------ INFORMATION GIVEN

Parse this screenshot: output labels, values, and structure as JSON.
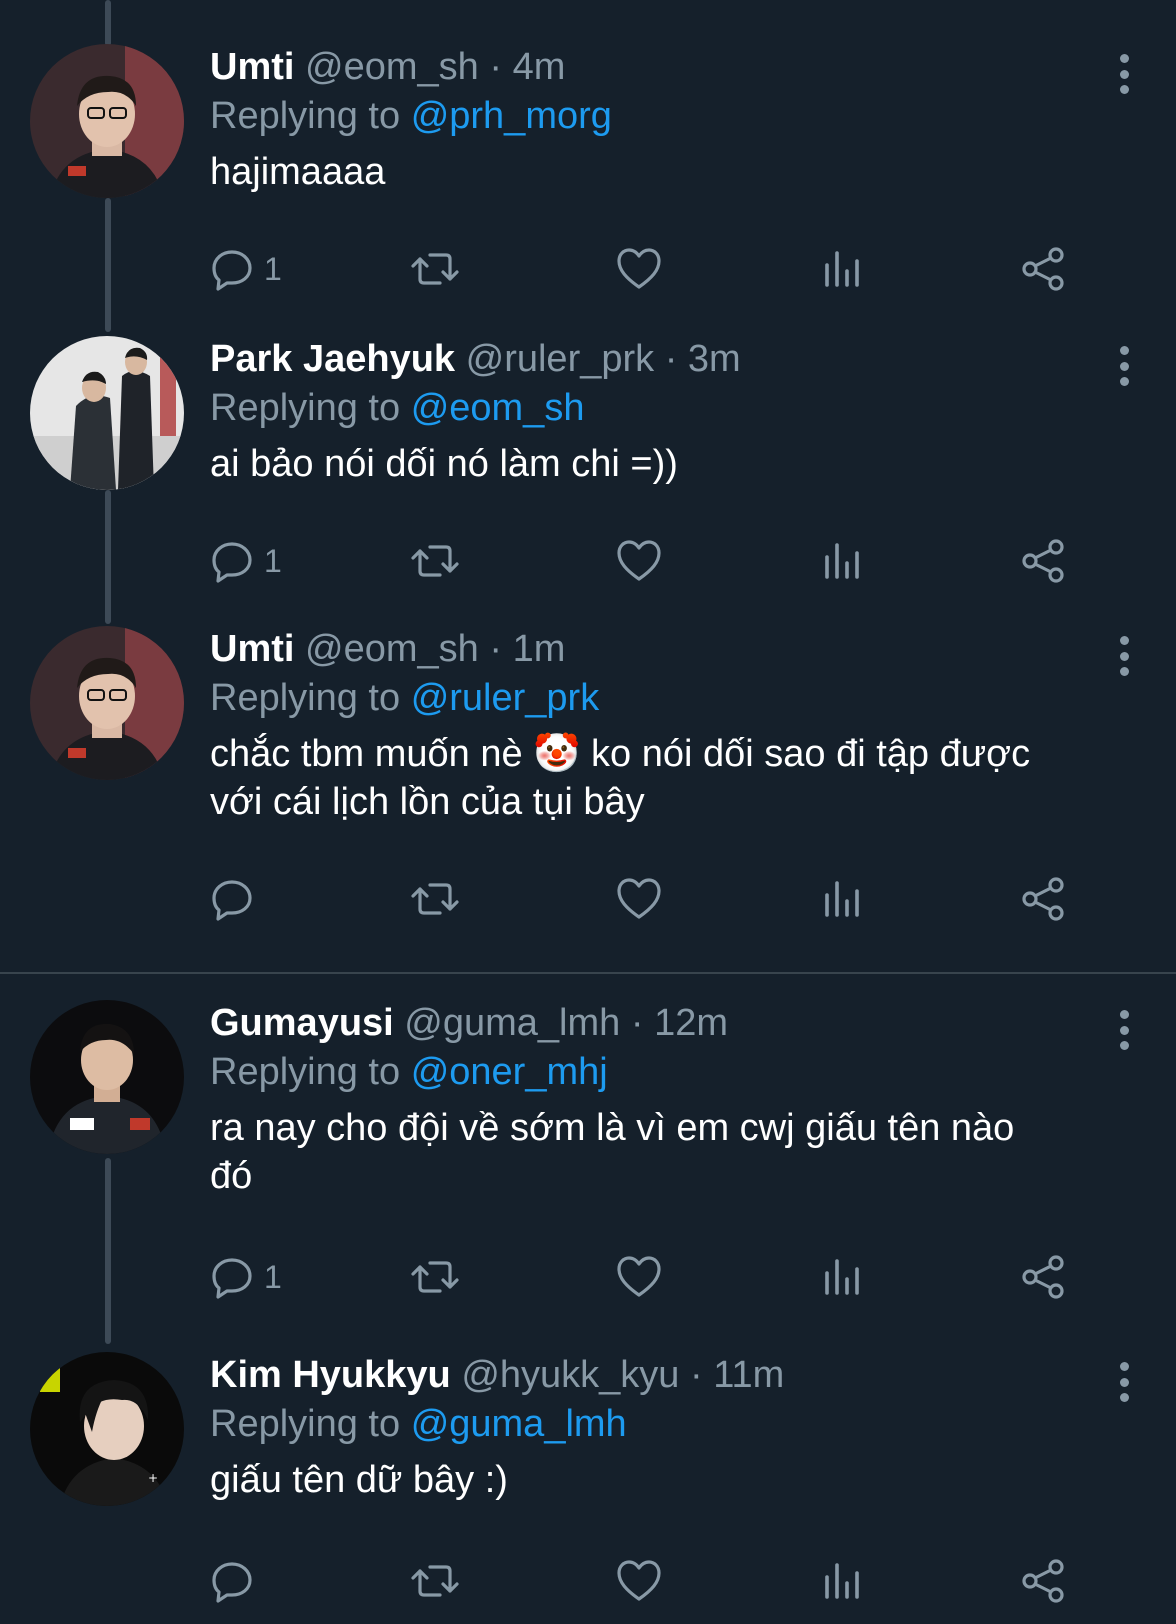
{
  "colors": {
    "background": "#15202b",
    "text_primary": "#ffffff",
    "text_secondary": "#8899a6",
    "mention": "#1d9bf0",
    "thread_line": "#3d4a57",
    "separator": "#38444d"
  },
  "tweets": [
    {
      "name": "Umti",
      "handle": "@eom_sh",
      "time": "4m",
      "dot": "·",
      "replying_prefix": "Replying to",
      "replying_to": "@prh_morg",
      "text_lines": [
        "hajimaaaa"
      ],
      "reply_count": "1",
      "icons": [
        "reply-icon",
        "retweet-icon",
        "like-icon",
        "analytics-icon",
        "share-icon",
        "more-icon"
      ]
    },
    {
      "name": "Park Jaehyuk",
      "handle": "@ruler_prk",
      "time": "3m",
      "dot": "·",
      "replying_prefix": "Replying to",
      "replying_to": "@eom_sh",
      "text_lines": [
        "ai bảo nói dối nó làm chi =))"
      ],
      "reply_count": "1",
      "icons": [
        "reply-icon",
        "retweet-icon",
        "like-icon",
        "analytics-icon",
        "share-icon",
        "more-icon"
      ]
    },
    {
      "name": "Umti",
      "handle": "@eom_sh",
      "time": "1m",
      "dot": "·",
      "replying_prefix": "Replying to",
      "replying_to": "@ruler_prk",
      "text_lines": [
        "chắc tbm muốn nè 🤡 ko nói dối sao đi tập được",
        "với cái lịch lồn của tụi bây"
      ],
      "reply_count": "",
      "icons": [
        "reply-icon",
        "retweet-icon",
        "like-icon",
        "analytics-icon",
        "share-icon",
        "more-icon"
      ]
    },
    {
      "name": "Gumayusi",
      "handle": "@guma_lmh",
      "time": "12m",
      "dot": "·",
      "replying_prefix": "Replying to",
      "replying_to": "@oner_mhj",
      "text_lines": [
        "ra nay cho đội về sớm là vì em cwj giấu tên nào",
        "đó"
      ],
      "reply_count": "1",
      "icons": [
        "reply-icon",
        "retweet-icon",
        "like-icon",
        "analytics-icon",
        "share-icon",
        "more-icon"
      ]
    },
    {
      "name": "Kim Hyukkyu",
      "handle": "@hyukk_kyu",
      "time": "11m",
      "dot": "·",
      "replying_prefix": "Replying to",
      "replying_to": "@guma_lmh",
      "text_lines": [
        "giấu tên dữ bây :)"
      ],
      "reply_count": "",
      "icons": [
        "reply-icon",
        "retweet-icon",
        "like-icon",
        "analytics-icon",
        "share-icon",
        "more-icon"
      ]
    }
  ]
}
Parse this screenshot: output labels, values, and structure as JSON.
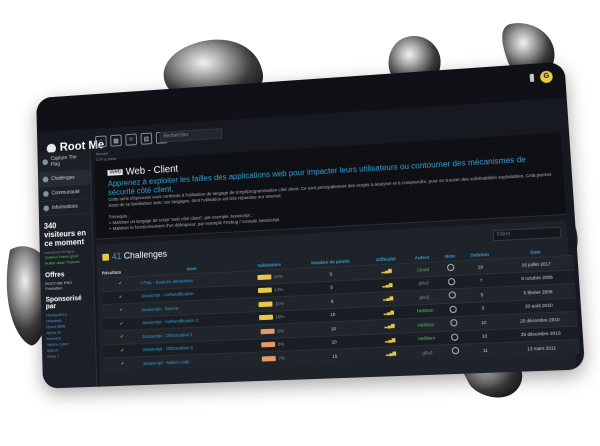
{
  "colors": {
    "accent": "#35a0d8",
    "success": "#5bc26a",
    "warning": "#e7c84a",
    "bg": "#16191f"
  },
  "app": {
    "logo": "Root Me",
    "search_placeholder": "Rechercher",
    "avatar_initial": "G"
  },
  "sidebar": {
    "items": [
      {
        "label": "Capture The Flag",
        "icon": "flag-icon"
      },
      {
        "label": "Challenges",
        "icon": "target-icon",
        "active": true
      },
      {
        "label": "Communauté",
        "icon": "users-icon"
      },
      {
        "label": "Informations",
        "icon": "info-icon"
      }
    ],
    "visitors": "340 visiteurs en ce moment",
    "visitors_note": "membres en ligne",
    "visitors_online": [
      "Guiidoo    Fraxio    g0u2",
      "Hulbin    dlaar    Thebest"
    ],
    "offers_title": "Offres",
    "offers_text": "ROOT-ME PRO Formation",
    "sponsor_title": "Sponsorisé par",
    "sponsors": [
      "Hackgothica",
      "Helpdesk",
      "Opzor BBB",
      "Alpha 0x",
      "Mankind",
      "Vantra Cyber",
      "Splunk",
      "Wisly 1"
    ]
  },
  "breadcrumbs": [
    "Accueil",
    "CTF & Défis"
  ],
  "page": {
    "tag": "Web",
    "title": "Web - Client",
    "subtitle": "Apprenez à exploiter les failles des applications web pour impacter leurs utilisateurs ou contourner des mécanismes de sécurité côté client.",
    "description": "Cette série d'épreuves vous confronte à l'utilisation de langage de script/programmation côté client. Ce sont principalement des scripts à analyser et à comprendre, pour en trouver des vulnérabilités exploitables. Cela permet aussi de se familiariser avec ces langages, dont l'utilisation est très répandue sur Internet.",
    "prereq_title": "Prérequis :",
    "prereq": [
      "Maitriser un langage de script \"web côté client\", par exemple Javascript ;",
      "Maitriser le fonctionnement d'un débogueur, par exemple Firebug / console JavaScript."
    ]
  },
  "challenges": {
    "count": "41",
    "title": "Challenges",
    "filter_placeholder": "Filtrer",
    "columns": [
      "Résultats",
      "Nom",
      "Validations",
      "Nombre de points",
      "Difficulté",
      "Auteur",
      "Note",
      "Solution",
      "Date"
    ],
    "rows": [
      {
        "name": "HTML - boutons désactivés",
        "validations": "14%",
        "bar_color": "#e7c84a",
        "points": "5",
        "author": "Cloud",
        "author_style": "green",
        "solutions": "10",
        "date": "16 juillet 2017"
      },
      {
        "name": "Javascript - Authentification",
        "validations": "13%",
        "bar_color": "#e7c84a",
        "points": "5",
        "author": "g0u2",
        "author_style": "grey",
        "solutions": "7",
        "date": "8 octobre 2006"
      },
      {
        "name": "Javascript - Source",
        "validations": "11%",
        "bar_color": "#e7c84a",
        "points": "5",
        "author": "g0u2",
        "author_style": "grey",
        "solutions": "5",
        "date": "5 février 2006"
      },
      {
        "name": "Javascript - Authentification 2",
        "validations": "10%",
        "bar_color": "#e7c84a",
        "points": "10",
        "author": "Hel0ism",
        "author_style": "green",
        "solutions": "3",
        "date": "20 août 2010"
      },
      {
        "name": "Javascript - Obfuscation 1",
        "validations": "9%",
        "bar_color": "#e59a6a",
        "points": "10",
        "author": "Hel0ism",
        "author_style": "green",
        "solutions": "10",
        "date": "25 décembre 2010"
      },
      {
        "name": "Javascript - Obfuscation 2",
        "validations": "8%",
        "bar_color": "#e59a6a",
        "points": "10",
        "author": "Hel0ism",
        "author_style": "green",
        "solutions": "10",
        "date": "25 décembre 2010"
      },
      {
        "name": "Javascript - Native code",
        "validations": "7%",
        "bar_color": "#e59a6a",
        "points": "15",
        "author": "g0u2",
        "author_style": "grey",
        "solutions": "11",
        "date": "13 mars 2011"
      }
    ]
  }
}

------------

TASK BRIEF: In the records above, find each line that holds the word "time"; copy all such lines.

OUTPUT OF THE EXERCISE:
      "time": "4m",
      "time": "3m",
      "time": "1m",
      "time": "12m",
      "time": "11m",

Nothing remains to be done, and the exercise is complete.